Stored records
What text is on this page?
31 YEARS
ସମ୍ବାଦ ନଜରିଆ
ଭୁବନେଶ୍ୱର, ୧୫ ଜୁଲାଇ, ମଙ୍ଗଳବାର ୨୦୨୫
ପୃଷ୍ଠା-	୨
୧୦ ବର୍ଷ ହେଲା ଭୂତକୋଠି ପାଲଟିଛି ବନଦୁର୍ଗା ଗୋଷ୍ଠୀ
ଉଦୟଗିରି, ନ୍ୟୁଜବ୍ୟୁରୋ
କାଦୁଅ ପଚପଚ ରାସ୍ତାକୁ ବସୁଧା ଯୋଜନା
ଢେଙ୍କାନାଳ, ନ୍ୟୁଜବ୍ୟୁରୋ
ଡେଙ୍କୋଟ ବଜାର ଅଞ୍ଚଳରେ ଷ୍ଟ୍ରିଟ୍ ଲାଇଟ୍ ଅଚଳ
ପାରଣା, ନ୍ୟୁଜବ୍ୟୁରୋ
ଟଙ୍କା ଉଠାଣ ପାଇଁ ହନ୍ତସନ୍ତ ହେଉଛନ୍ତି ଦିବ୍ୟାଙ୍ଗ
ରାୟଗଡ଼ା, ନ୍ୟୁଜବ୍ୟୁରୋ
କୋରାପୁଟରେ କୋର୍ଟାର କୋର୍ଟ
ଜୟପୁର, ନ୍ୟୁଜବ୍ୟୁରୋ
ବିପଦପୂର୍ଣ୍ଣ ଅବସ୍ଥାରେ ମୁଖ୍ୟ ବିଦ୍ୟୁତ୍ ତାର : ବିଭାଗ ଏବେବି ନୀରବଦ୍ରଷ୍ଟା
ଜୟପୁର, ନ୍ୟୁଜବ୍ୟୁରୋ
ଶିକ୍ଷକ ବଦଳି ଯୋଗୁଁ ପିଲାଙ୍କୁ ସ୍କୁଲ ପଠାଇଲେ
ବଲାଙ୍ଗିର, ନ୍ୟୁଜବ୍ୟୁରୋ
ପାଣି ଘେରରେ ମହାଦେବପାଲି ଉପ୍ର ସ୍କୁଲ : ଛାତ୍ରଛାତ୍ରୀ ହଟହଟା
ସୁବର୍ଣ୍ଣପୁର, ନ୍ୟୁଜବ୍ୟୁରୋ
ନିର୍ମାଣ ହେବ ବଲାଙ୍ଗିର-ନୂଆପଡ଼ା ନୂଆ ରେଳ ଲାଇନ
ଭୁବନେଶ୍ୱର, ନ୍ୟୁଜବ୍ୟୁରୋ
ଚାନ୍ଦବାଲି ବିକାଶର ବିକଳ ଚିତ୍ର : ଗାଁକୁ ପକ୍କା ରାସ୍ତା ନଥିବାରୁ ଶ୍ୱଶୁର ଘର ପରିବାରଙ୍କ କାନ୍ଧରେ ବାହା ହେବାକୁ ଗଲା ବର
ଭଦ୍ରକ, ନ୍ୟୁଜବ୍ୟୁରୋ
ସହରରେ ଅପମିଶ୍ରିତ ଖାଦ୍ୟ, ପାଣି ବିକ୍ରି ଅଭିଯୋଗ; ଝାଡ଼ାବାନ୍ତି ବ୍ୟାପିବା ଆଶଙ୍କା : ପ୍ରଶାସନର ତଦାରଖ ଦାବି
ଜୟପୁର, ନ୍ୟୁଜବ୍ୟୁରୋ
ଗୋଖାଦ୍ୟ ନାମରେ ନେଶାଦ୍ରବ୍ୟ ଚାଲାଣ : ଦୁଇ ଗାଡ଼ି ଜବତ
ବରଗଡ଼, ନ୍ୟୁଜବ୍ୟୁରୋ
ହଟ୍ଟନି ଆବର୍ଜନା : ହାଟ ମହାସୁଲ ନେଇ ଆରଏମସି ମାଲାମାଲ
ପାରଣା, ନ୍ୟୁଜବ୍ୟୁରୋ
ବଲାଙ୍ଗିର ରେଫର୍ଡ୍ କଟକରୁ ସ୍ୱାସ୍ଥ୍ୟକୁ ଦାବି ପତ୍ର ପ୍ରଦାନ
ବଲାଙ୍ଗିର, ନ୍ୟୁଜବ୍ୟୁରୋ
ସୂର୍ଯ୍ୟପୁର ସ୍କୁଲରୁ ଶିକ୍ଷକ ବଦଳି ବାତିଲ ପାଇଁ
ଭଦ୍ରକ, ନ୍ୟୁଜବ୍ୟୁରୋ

Work instructions ::
Could you reproduce every record above exactly as it appears?

Answer for this exercise ::
What text is on this page?
31 YEARS
ସମ୍ବାଦ ନଜରିଆ
ଭୁବନେଶ୍ୱର, ୧୫ ଜୁଲାଇ, ମଙ୍ଗଳବାର ୨୦୨୫
ପୃଷ୍ଠା-	୨
୧୦ ବର୍ଷ ହେଲା ଭୂତକୋଠି ପାଲଟିଛି ବନଦୁର୍ଗା ଗୋଷ୍ଠୀ
ଉଦୟଗିରି, ନ୍ୟୁଜବ୍ୟୁରୋ
କାଦୁଅ ପଚପଚ ରାସ୍ତାକୁ ବସୁଧା ଯୋଜନା
ଢେଙ୍କାନାଳ, ନ୍ୟୁଜବ୍ୟୁରୋ
ଡେଙ୍କୋଟ ବଜାର ଅଞ୍ଚଳରେ ଷ୍ଟ୍ରିଟ୍ ଲାଇଟ୍ ଅଚଳ
ପାରଣା, ନ୍ୟୁଜବ୍ୟୁରୋ
ଟଙ୍କା ଉଠାଣ ପାଇଁ ହନ୍ତସନ୍ତ ହେଉଛନ୍ତି ଦିବ୍ୟାଙ୍ଗ
ରାୟଗଡ଼ା, ନ୍ୟୁଜବ୍ୟୁରୋ
କୋରାପୁଟରେ କୋର୍ଟାର କୋର୍ଟ
ଜୟପୁର, ନ୍ୟୁଜବ୍ୟୁରୋ
ବିପଦପୂର୍ଣ୍ଣ ଅବସ୍ଥାରେ ମୁଖ୍ୟ ବିଦ୍ୟୁତ୍ ତାର : ବିଭାଗ ଏବେବି ନୀରବଦ୍ରଷ୍ଟା
ଜୟପୁର, ନ୍ୟୁଜବ୍ୟୁରୋ
ଶିକ୍ଷକ ବଦଳି ଯୋଗୁଁ ପିଲାଙ୍କୁ ସ୍କୁଲ ପଠାଇଲେ
ବଲାଙ୍ଗିର, ନ୍ୟୁଜବ୍ୟୁରୋ
ପାଣି ଘେରରେ ମହାଦେବପାଲି ଉପ୍ର ସ୍କୁଲ : ଛାତ୍ରଛାତ୍ରୀ ହଟହଟା
ସୁବର୍ଣ୍ଣପୁର, ନ୍ୟୁଜବ୍ୟୁରୋ
ନିର୍ମାଣ ହେବ ବଲାଙ୍ଗିର-ନୂଆପଡ଼ା ନୂଆ ରେଳ ଲାଇନ
ଭୁବନେଶ୍ୱର, ନ୍ୟୁଜବ୍ୟୁରୋ
ଚାନ୍ଦବାଲି ବିକାଶର ବିକଳ ଚିତ୍ର : ଗାଁକୁ ପକ୍କା ରାସ୍ତା ନଥିବାରୁ ଶ୍ୱଶୁର ଘର ପରିବାରଙ୍କ କାନ୍ଧରେ ବାହା ହେବାକୁ ଗଲା ବର
ଭଦ୍ରକ, ନ୍ୟୁଜବ୍ୟୁରୋ
ସହରରେ ଅପମିଶ୍ରିତ ଖାଦ୍ୟ, ପାଣି ବିକ୍ରି ଅଭିଯୋଗ; ଝାଡ଼ାବାନ୍ତି ବ୍ୟାପିବା ଆଶଙ୍କା : ପ୍ରଶାସନର ତଦାରଖ ଦାବି
ଜୟପୁର, ନ୍ୟୁଜବ୍ୟୁରୋ
ଗୋଖାଦ୍ୟ ନାମରେ ନେଶାଦ୍ରବ୍ୟ ଚାଲାଣ : ଦୁଇ ଗାଡ଼ି ଜବତ
ବରଗଡ଼, ନ୍ୟୁଜବ୍ୟୁରୋ
ହଟ୍ଟନି ଆବର୍ଜନା : ହାଟ ମହାସୁଲ ନେଇ ଆରଏମସି ମାଲାମାଲ
ପାରଣା, ନ୍ୟୁଜବ୍ୟୁରୋ
ବଲାଙ୍ଗିର ରେଫର୍ଡ୍ କଟକରୁ ସ୍ୱାସ୍ଥ୍ୟକୁ ଦାବି ପତ୍ର ପ୍ରଦାନ
ବଲାଙ୍ଗିର, ନ୍ୟୁଜବ୍ୟୁରୋ
ସୂର୍ଯ୍ୟପୁର ସ୍କୁଲରୁ ଶିକ୍ଷକ ବଦଳି ବାତିଲ ପାଇଁ
ଭଦ୍ରକ, ନ୍ୟୁଜବ୍ୟୁରୋ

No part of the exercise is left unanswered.